Given exercise: Exclude the pictures, then repeat the remaining data exactly.

Input records:
— BEGIN —
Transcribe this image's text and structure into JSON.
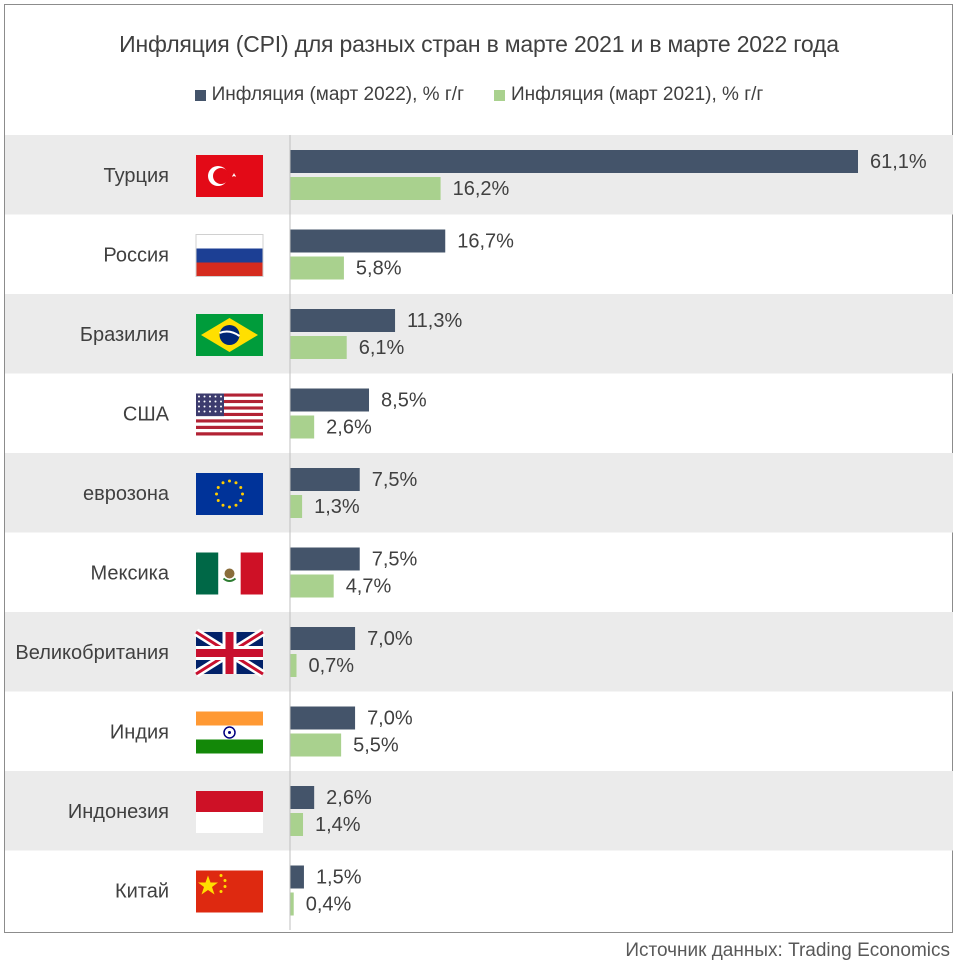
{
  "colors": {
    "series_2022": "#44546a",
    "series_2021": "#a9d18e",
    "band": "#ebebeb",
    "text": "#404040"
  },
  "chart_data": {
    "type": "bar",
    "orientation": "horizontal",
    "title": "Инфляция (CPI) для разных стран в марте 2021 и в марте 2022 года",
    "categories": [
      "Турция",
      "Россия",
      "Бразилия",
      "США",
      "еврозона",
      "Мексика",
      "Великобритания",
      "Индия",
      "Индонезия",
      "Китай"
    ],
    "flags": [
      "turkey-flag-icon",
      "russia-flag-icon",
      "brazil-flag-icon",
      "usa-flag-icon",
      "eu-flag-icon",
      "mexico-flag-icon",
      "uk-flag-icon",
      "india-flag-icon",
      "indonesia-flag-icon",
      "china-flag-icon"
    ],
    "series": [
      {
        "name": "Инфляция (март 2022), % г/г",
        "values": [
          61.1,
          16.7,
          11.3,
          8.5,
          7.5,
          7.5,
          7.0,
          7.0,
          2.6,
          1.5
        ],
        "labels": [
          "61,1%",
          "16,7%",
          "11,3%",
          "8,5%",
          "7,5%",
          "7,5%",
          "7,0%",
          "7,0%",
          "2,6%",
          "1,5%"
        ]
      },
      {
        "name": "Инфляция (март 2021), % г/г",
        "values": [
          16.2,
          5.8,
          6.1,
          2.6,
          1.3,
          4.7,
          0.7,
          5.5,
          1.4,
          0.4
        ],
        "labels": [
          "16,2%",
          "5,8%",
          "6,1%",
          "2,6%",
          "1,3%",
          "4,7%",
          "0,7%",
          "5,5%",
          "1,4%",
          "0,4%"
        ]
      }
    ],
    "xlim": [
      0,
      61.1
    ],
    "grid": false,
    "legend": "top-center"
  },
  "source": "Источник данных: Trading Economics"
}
— END —
Task output:
Transcribe this image's text and structure into JSON.
{
  "colors": {
    "series_2022": "#44546a",
    "series_2021": "#a9d18e",
    "band": "#ebebeb",
    "text": "#404040"
  },
  "chart_data": {
    "type": "bar",
    "orientation": "horizontal",
    "title": "Инфляция (CPI) для разных стран в марте 2021 и в марте 2022 года",
    "categories": [
      "Турция",
      "Россия",
      "Бразилия",
      "США",
      "еврозона",
      "Мексика",
      "Великобритания",
      "Индия",
      "Индонезия",
      "Китай"
    ],
    "flags": [
      "turkey-flag-icon",
      "russia-flag-icon",
      "brazil-flag-icon",
      "usa-flag-icon",
      "eu-flag-icon",
      "mexico-flag-icon",
      "uk-flag-icon",
      "india-flag-icon",
      "indonesia-flag-icon",
      "china-flag-icon"
    ],
    "series": [
      {
        "name": "Инфляция (март 2022), % г/г",
        "values": [
          61.1,
          16.7,
          11.3,
          8.5,
          7.5,
          7.5,
          7.0,
          7.0,
          2.6,
          1.5
        ],
        "labels": [
          "61,1%",
          "16,7%",
          "11,3%",
          "8,5%",
          "7,5%",
          "7,5%",
          "7,0%",
          "7,0%",
          "2,6%",
          "1,5%"
        ]
      },
      {
        "name": "Инфляция (март 2021), % г/г",
        "values": [
          16.2,
          5.8,
          6.1,
          2.6,
          1.3,
          4.7,
          0.7,
          5.5,
          1.4,
          0.4
        ],
        "labels": [
          "16,2%",
          "5,8%",
          "6,1%",
          "2,6%",
          "1,3%",
          "4,7%",
          "0,7%",
          "5,5%",
          "1,4%",
          "0,4%"
        ]
      }
    ],
    "xlim": [
      0,
      61.1
    ],
    "grid": false,
    "legend": "top-center"
  },
  "source": "Источник данных: Trading Economics"
}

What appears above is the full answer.